ジャングロ(Jean Gros)とは、2019年生まれの日本の競走馬。黒鹿毛の牡馬。
オーナーはサイバーエージェント社長・藤田晋。主戦騎手は武豊。
主な勝ち鞍
2022年:ニュージーランドトロフィー(GⅡ)
概要
父More Than Ready、母Goodbye Stranger、母父Broad Brushという血統のアメリカ産馬。
父モアザンレディは2000年のアメリカGⅠキングスビショップステークスの勝ち馬で、シャトル種牡馬としてアメリカ・オーストラリアの双方で合計30頭ものGⅠ馬を輩出している大種牡馬。日本ではカフェファラオの母父。
母グッドバイストレンジャーはアメリカで3戦未勝利だが、繁殖牝馬としては第9仔ジャングロまでの8頭中6頭が勝ち上がり、ジャングロの全兄Tom's Readyが重賞3勝と優秀な成績を残す。
母父ブロードブラッシュはGⅠ4勝、種牡馬としても1994年に北米リーディングサイアーを獲得するなど成功した。日本で走った産駒にブロードアピールやノボトゥルーがいる。
2019年3月2日、アメリカの生産牧場Nursery Place & Partnersで誕生。2021年3月のアメリカ・OBSマーチセールで、藤田オーナーの依頼を受けた森秀行調教師によって26.5万ドルで落札された。
馬名意味は単に「人名より」となっているが、直接の由来はワイン生産者のジャン・グロからだろう。藤田オーナーの2019年産馬は全てワインが馬名の由来である。
ピノ・ノワールの黒鹿毛
2歳
栗東・森秀行厩舎に入厩し、2021年8月22日の小倉の新馬戦(芝1200m)でウマ娘おじさん武豊を鞍上にデビュー。好スタートを切ったが集中力を欠いてハナを切れず直線入口ではだいぶ前に差をつけられ、直線ではいい脚を見せたが3着。

-- -- --

問題 1:
ジャングロに関する文章を読み、次の問いにそれぞれ答えてください。
(a) ジャングロのオーナーは誰ですか。
(b) ジャングロはOBSマーチセールでいくらで落札されましたか。
(c) 父モアザンレディは合計何頭のGⅠ馬を輩出していますか。
問題 2: ジャングロに関する文章を、最後の文の後から書き継いでください。
以下の記録はこの作業では使いません。

ページ要素の注釈
-- -- --

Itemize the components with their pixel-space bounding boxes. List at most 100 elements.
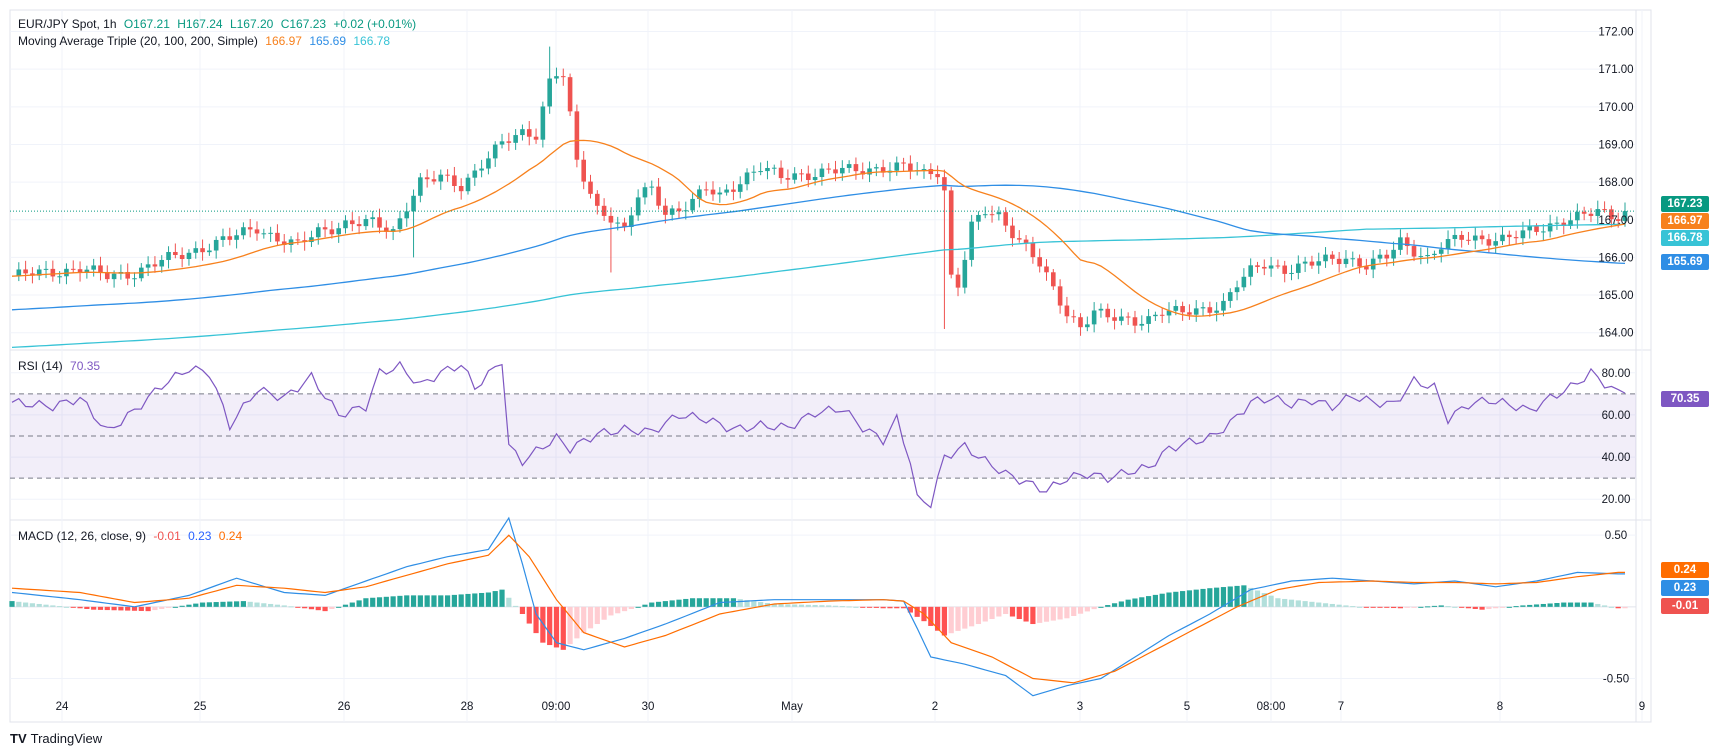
macd-hist-bar — [962, 606, 968, 629]
candle-body — [1057, 286, 1063, 306]
candle-body — [234, 235, 239, 240]
macd-hist-bar — [1193, 589, 1199, 607]
macd-hist-bar — [1186, 590, 1193, 607]
macd-hist-bar — [1397, 606, 1404, 609]
candle-body — [560, 76, 566, 78]
macd-hist-bar — [70, 606, 76, 608]
macd-hist-bar — [1554, 603, 1560, 607]
macd-hist-bar — [1282, 598, 1288, 607]
candle-body — [1248, 265, 1253, 277]
axis-tick-label: 171.00 — [1598, 64, 1633, 76]
candle-body — [1479, 235, 1485, 240]
candle-body — [356, 224, 362, 227]
candle-body — [581, 159, 586, 182]
candle-body — [935, 174, 940, 178]
macd-hist-bar — [1275, 598, 1281, 607]
macd-hist-bar — [1316, 602, 1322, 607]
candle-body — [1064, 305, 1070, 317]
axis-tick-label: -0.50 — [1603, 674, 1629, 686]
candle-body — [281, 241, 287, 245]
macd-hist-bar — [1506, 606, 1512, 608]
macd-hist-bar — [152, 606, 158, 611]
candle-body — [363, 219, 369, 227]
macd-hist-bar — [1581, 602, 1587, 607]
candle-body — [1119, 316, 1124, 321]
candle-body — [166, 251, 171, 260]
axis-tick-label: 0.50 — [1605, 530, 1627, 542]
macd-hist-bar — [812, 605, 818, 607]
macd-hist-bar — [159, 606, 165, 609]
candle-body — [1486, 239, 1492, 246]
macd-hist-bar — [1125, 599, 1131, 607]
macd-legend[interactable]: MACD (12, 26, close, 9) -0.01 0.23 0.24 — [18, 529, 246, 543]
macd-hist-bar — [1261, 593, 1267, 607]
macd-hist-bar — [628, 606, 634, 609]
macd-hist-bar — [513, 605, 519, 607]
candle-body — [104, 272, 110, 280]
candle-body — [996, 212, 1002, 215]
macd-hist-bar — [894, 606, 900, 609]
candle-body — [976, 214, 981, 222]
tradingview-brand[interactable]: TV TradingView — [10, 731, 102, 746]
candle-body — [1296, 263, 1301, 273]
candle-body — [1377, 254, 1383, 259]
macd-hist-bar — [737, 599, 743, 607]
axis-tick-label: 40.00 — [1602, 452, 1631, 464]
macd-hist-bar — [662, 601, 668, 607]
macd-hist-bar — [519, 606, 526, 614]
macd-hist-bar — [43, 604, 49, 607]
macd-hist-bar — [1152, 594, 1158, 607]
macd-hist-bar — [1588, 602, 1594, 607]
macd-hist-bar — [131, 606, 138, 611]
macd-hist-bar — [730, 598, 737, 607]
macd-hist-bar — [1465, 606, 1472, 609]
macd-hist-bar — [1288, 599, 1295, 607]
rsi-legend[interactable]: RSI (14) 70.35 — [18, 359, 104, 373]
macd-hist-bar — [785, 604, 791, 607]
candle-body — [1105, 308, 1111, 318]
candle-body — [526, 129, 532, 137]
macd-hist-bar — [1057, 606, 1063, 620]
symbol-title: EUR/JPY Spot, 1h — [18, 17, 117, 31]
macd-hist-value: -0.01 — [153, 529, 181, 543]
ma-legend[interactable]: Moving Average Triple (20, 100, 200, Sim… — [18, 34, 394, 48]
macd-hist-bar — [587, 606, 594, 629]
candle-body — [1146, 316, 1151, 324]
axis-tick-label: 172.00 — [1598, 27, 1633, 39]
macd-hist-bar — [23, 602, 29, 607]
candle-body — [349, 220, 355, 225]
rsi-line — [11, 360, 1626, 509]
macd-hist-bar — [506, 597, 512, 607]
macd-line — [11, 516, 1625, 697]
macd-hist-bar — [1043, 606, 1050, 622]
macd-hist-bar — [424, 595, 430, 607]
macd-hist-bar — [826, 605, 832, 607]
candle-body — [608, 215, 614, 223]
candle-body — [499, 141, 505, 145]
candle-body — [1506, 234, 1512, 238]
macd-hist-bar — [683, 598, 689, 607]
macd-hist-bar — [206, 602, 212, 607]
candle-body — [1051, 272, 1056, 287]
candle-body — [1534, 226, 1539, 232]
macd-hist-bar — [1486, 606, 1492, 609]
candle-body — [315, 227, 321, 238]
candle-body — [322, 227, 328, 230]
candle-body — [942, 177, 947, 191]
candle-body — [452, 175, 457, 186]
candle-body — [1207, 307, 1213, 313]
candle-body — [397, 218, 403, 230]
macd-hist-bar — [689, 598, 696, 607]
candle-body — [404, 211, 410, 219]
macd-hist-bar — [642, 604, 648, 607]
macd-hist-bar — [969, 606, 975, 627]
candle-body — [819, 168, 825, 178]
time-tick-label: 25 — [194, 701, 207, 713]
macd-hist-bar — [1180, 591, 1186, 607]
macd-hist-bar — [138, 606, 144, 611]
candle-body — [479, 168, 484, 171]
macd-hist-bar — [1227, 586, 1233, 607]
candle-body — [1581, 211, 1587, 214]
macd-hist-bar — [880, 606, 886, 609]
macd-hist-bar — [233, 601, 240, 607]
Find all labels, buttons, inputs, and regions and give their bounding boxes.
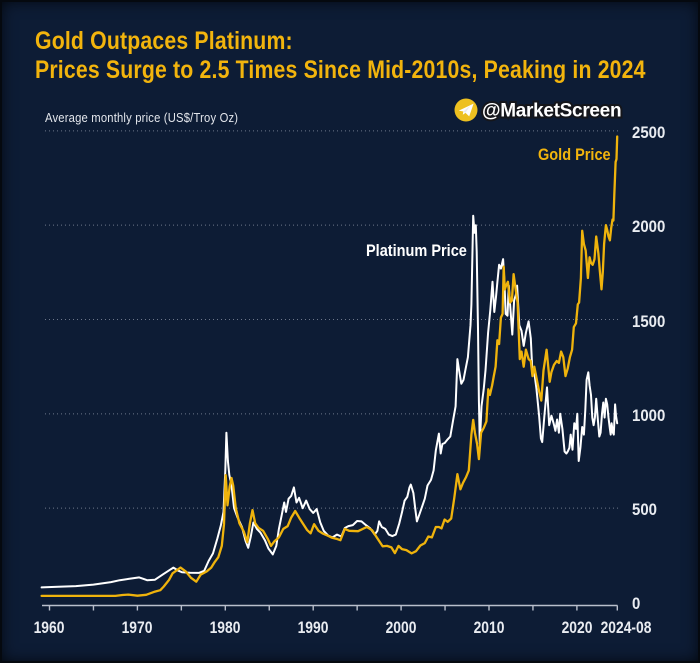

-- -- --

想定解答 1:
(a) サイバーエージェント社長の藤田晋
(b) 26.5万ドル
(c) 30頭

想定解答 2:
続いて連闘で未勝利戦(小倉・ダート1000m)に浜中俊を鞍上に挑んだが、逃げた1番人気ケイティソルジャーを捕らえきれず2着。それでも3着は7馬身突き放してみせた。
2ヶ月弱休んで10月24日、鞍上が武豊に戻った阪神の未勝利戦(芝1400m)ではハナを切ったが、2番手でマークしてきたママコチャに直線でかわされ2着。
11月13日の同じ阪神芝1400mの未勝利戦では、単勝1.8倍の支持に応えて悠々と逃げ切り勝ち。4戦目でようやく初勝利を挙げ、藤田オーナーの2021年デビューの所有馬5頭では4番目の勝ち上がりとなった。
続いて中1週で11月28日、1勝クラスのベゴニア賞(東京・芝1600m)でマイル初挑戦。逃げて8頭立ての6着に敗れたが、混戦の中で1着とは0.2秒差なので内容としてはまずまず。
年内ラストは12月18日、1200m戦に戻って中京2歳ステークス(OP)。好スタートから悠々とハナを切ると、直線で後続を突き放して3馬身半差をつけるレコード圧勝。藤田オーナーの馬はデビュー2連勝で2歳GⅠ朝日杯FSにも挑んだ5億円ホースのドーブネが最も注目されていたが、この強い勝ち方でジャングロも一躍短距離戦線の注目株となる。
3歳
明けて3歳はサウジダービーの招待を受けていたが辞退し、5月の葵ステークスを目標に、阪神の1200m戦、2月27日のマーガレットステークス(L)で始動。このレース、ジャングロ自身を含めて前走を逃げて勝った馬が5頭、負けた馬も含めると出走13頭中9頭が前走を逃げた馬という逃げ馬大集合祭りだった。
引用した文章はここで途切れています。